What the exercise asks:
Search the material below for the word "discord". Copy every line that has it.

Data supplied:
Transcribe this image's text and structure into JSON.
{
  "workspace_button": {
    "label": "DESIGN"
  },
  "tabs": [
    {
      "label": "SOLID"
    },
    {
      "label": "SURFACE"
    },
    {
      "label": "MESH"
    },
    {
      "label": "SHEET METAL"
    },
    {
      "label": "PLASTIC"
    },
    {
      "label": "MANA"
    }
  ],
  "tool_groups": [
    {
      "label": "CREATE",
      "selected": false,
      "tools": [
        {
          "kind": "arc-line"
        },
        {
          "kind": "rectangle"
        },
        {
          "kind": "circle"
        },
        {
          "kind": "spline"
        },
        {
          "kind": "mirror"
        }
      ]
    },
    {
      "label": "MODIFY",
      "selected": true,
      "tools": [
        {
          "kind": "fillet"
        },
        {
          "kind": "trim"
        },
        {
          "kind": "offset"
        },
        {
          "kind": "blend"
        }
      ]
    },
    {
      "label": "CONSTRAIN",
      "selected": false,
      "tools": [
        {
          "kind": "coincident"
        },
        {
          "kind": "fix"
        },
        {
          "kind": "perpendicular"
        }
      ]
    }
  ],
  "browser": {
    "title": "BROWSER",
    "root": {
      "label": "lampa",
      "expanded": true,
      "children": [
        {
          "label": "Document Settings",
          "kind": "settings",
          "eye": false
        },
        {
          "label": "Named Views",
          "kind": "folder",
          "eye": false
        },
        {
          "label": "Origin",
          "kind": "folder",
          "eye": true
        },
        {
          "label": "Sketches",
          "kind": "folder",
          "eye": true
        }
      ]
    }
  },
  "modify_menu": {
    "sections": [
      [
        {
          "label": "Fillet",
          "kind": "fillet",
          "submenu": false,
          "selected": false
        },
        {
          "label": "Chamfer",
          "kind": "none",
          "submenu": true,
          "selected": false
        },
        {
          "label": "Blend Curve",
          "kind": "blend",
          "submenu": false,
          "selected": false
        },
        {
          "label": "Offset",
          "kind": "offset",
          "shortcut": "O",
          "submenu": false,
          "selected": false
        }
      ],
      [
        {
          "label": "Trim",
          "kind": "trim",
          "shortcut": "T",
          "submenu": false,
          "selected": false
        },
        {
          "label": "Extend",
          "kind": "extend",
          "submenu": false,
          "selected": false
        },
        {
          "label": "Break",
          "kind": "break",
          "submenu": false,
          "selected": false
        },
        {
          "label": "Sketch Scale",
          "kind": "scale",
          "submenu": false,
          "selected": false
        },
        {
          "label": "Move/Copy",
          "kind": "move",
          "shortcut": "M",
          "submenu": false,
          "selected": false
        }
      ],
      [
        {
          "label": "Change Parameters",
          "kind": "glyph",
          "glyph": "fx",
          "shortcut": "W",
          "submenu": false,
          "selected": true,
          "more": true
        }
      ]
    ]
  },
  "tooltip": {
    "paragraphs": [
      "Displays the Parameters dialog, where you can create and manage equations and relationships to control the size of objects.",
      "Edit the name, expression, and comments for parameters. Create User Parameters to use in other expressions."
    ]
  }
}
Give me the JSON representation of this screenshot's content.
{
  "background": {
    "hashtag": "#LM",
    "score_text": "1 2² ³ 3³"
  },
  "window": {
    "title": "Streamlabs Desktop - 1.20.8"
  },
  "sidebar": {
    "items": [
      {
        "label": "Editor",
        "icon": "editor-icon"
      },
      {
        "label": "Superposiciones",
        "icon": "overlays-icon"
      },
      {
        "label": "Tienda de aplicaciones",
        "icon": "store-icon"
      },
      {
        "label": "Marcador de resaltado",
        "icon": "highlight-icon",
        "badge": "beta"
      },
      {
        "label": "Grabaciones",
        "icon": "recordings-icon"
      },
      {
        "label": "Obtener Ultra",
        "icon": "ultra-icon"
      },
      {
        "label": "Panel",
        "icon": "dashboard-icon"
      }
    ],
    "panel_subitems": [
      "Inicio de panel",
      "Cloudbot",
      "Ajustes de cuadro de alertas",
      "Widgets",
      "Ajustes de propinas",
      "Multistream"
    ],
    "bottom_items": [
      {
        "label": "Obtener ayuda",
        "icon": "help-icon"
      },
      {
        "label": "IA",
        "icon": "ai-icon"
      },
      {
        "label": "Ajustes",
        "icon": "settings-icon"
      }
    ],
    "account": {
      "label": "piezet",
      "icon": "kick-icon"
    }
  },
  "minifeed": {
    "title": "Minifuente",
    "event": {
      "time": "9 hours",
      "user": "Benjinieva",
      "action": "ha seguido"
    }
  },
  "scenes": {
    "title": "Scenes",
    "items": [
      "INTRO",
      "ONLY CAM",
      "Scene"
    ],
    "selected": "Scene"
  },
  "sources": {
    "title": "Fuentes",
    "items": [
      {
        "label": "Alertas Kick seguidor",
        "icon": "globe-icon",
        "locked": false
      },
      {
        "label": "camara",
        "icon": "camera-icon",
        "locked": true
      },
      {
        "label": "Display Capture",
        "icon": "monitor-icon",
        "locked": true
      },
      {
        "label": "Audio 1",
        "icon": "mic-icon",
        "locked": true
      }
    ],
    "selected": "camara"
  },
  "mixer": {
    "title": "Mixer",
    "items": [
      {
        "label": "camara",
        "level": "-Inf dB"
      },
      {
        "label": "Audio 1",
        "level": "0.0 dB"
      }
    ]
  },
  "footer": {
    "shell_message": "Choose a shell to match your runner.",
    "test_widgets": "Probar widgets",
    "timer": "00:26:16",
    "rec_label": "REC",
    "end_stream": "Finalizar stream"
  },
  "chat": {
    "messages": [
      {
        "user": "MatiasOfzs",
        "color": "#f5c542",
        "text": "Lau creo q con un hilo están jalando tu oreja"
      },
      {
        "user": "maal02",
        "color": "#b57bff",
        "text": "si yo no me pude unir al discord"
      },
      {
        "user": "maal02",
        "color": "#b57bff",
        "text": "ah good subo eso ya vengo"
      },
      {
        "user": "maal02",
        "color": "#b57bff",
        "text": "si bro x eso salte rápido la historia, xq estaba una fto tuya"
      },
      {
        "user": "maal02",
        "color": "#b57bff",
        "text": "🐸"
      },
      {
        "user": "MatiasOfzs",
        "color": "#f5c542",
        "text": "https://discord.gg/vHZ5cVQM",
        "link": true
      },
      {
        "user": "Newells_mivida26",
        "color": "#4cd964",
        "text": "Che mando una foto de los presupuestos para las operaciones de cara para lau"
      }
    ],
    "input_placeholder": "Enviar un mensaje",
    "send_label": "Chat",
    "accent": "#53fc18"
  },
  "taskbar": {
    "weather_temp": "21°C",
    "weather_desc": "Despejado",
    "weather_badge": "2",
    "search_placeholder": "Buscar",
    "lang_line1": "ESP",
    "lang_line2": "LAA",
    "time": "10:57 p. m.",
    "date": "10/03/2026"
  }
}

Full output:
        "text": "si yo no me pude unir al discord"
        "text": "https://discord.gg/vHZ5cVQM",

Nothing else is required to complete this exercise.